* begin Records to process *

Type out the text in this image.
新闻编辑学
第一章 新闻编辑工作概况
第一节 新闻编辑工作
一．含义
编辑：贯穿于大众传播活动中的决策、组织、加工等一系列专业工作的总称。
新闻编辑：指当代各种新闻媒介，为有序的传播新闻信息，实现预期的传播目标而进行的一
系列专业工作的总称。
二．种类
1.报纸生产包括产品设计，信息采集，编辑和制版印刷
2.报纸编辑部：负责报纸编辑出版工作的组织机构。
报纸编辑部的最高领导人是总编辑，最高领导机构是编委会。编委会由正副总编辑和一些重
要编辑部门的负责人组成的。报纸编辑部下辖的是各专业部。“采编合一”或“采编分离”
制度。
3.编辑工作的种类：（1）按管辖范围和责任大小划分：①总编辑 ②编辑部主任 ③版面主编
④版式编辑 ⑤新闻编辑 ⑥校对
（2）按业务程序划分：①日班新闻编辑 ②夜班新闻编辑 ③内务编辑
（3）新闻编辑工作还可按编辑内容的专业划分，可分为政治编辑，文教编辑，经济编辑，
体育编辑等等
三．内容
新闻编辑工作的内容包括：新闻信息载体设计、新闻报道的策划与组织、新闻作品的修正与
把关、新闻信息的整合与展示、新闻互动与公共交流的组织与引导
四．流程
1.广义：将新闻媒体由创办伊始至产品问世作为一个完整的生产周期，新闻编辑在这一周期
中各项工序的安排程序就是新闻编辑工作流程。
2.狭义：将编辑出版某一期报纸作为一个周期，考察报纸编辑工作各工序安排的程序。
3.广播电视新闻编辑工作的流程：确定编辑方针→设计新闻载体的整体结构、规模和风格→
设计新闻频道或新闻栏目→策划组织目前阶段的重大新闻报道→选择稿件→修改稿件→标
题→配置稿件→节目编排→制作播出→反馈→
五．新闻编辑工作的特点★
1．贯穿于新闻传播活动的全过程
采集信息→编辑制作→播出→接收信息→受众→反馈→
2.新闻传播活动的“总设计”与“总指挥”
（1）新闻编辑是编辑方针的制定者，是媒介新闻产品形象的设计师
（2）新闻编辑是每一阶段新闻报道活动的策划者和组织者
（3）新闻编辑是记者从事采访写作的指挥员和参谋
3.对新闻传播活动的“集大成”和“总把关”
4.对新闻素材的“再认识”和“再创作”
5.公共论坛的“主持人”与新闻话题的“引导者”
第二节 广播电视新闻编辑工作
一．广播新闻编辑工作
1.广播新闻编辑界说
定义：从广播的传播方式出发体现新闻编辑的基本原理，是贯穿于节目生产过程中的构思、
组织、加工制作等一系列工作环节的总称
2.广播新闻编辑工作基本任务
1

* end Records to process *

Produce an exact copy of all the records.

Type out the text in this image.
新闻编辑学
第一章 新闻编辑工作概况
第一节 新闻编辑工作
一．含义
编辑：贯穿于大众传播活动中的决策、组织、加工等一系列专业工作的总称。
新闻编辑：指当代各种新闻媒介，为有序的传播新闻信息，实现预期的传播目标而进行的一
系列专业工作的总称。
二．种类
1.报纸生产包括产品设计，信息采集，编辑和制版印刷
2.报纸编辑部：负责报纸编辑出版工作的组织机构。
报纸编辑部的最高领导人是总编辑，最高领导机构是编委会。编委会由正副总编辑和一些重
要编辑部门的负责人组成的。报纸编辑部下辖的是各专业部。“采编合一”或“采编分离”
制度。
3.编辑工作的种类：（1）按管辖范围和责任大小划分：①总编辑 ②编辑部主任 ③版面主编
④版式编辑 ⑤新闻编辑 ⑥校对
（2）按业务程序划分：①日班新闻编辑 ②夜班新闻编辑 ③内务编辑
（3）新闻编辑工作还可按编辑内容的专业划分，可分为政治编辑，文教编辑，经济编辑，
体育编辑等等
三．内容
新闻编辑工作的内容包括：新闻信息载体设计、新闻报道的策划与组织、新闻作品的修正与
把关、新闻信息的整合与展示、新闻互动与公共交流的组织与引导
四．流程
1.广义：将新闻媒体由创办伊始至产品问世作为一个完整的生产周期，新闻编辑在这一周期
中各项工序的安排程序就是新闻编辑工作流程。
2.狭义：将编辑出版某一期报纸作为一个周期，考察报纸编辑工作各工序安排的程序。
3.广播电视新闻编辑工作的流程：确定编辑方针→设计新闻载体的整体结构、规模和风格→
设计新闻频道或新闻栏目→策划组织目前阶段的重大新闻报道→选择稿件→修改稿件→标
题→配置稿件→节目编排→制作播出→反馈→
五．新闻编辑工作的特点★
1．贯穿于新闻传播活动的全过程
采集信息→编辑制作→播出→接收信息→受众→反馈→
2.新闻传播活动的“总设计”与“总指挥”
（1）新闻编辑是编辑方针的制定者，是媒介新闻产品形象的设计师
（2）新闻编辑是每一阶段新闻报道活动的策划者和组织者
（3）新闻编辑是记者从事采访写作的指挥员和参谋
3.对新闻传播活动的“集大成”和“总把关”
4.对新闻素材的“再认识”和“再创作”
5.公共论坛的“主持人”与新闻话题的“引导者”
第二节 广播电视新闻编辑工作
一．广播新闻编辑工作
1.广播新闻编辑界说
定义：从广播的传播方式出发体现新闻编辑的基本原理，是贯穿于节目生产过程中的构思、
组织、加工制作等一系列工作环节的总称
2.广播新闻编辑工作基本任务
1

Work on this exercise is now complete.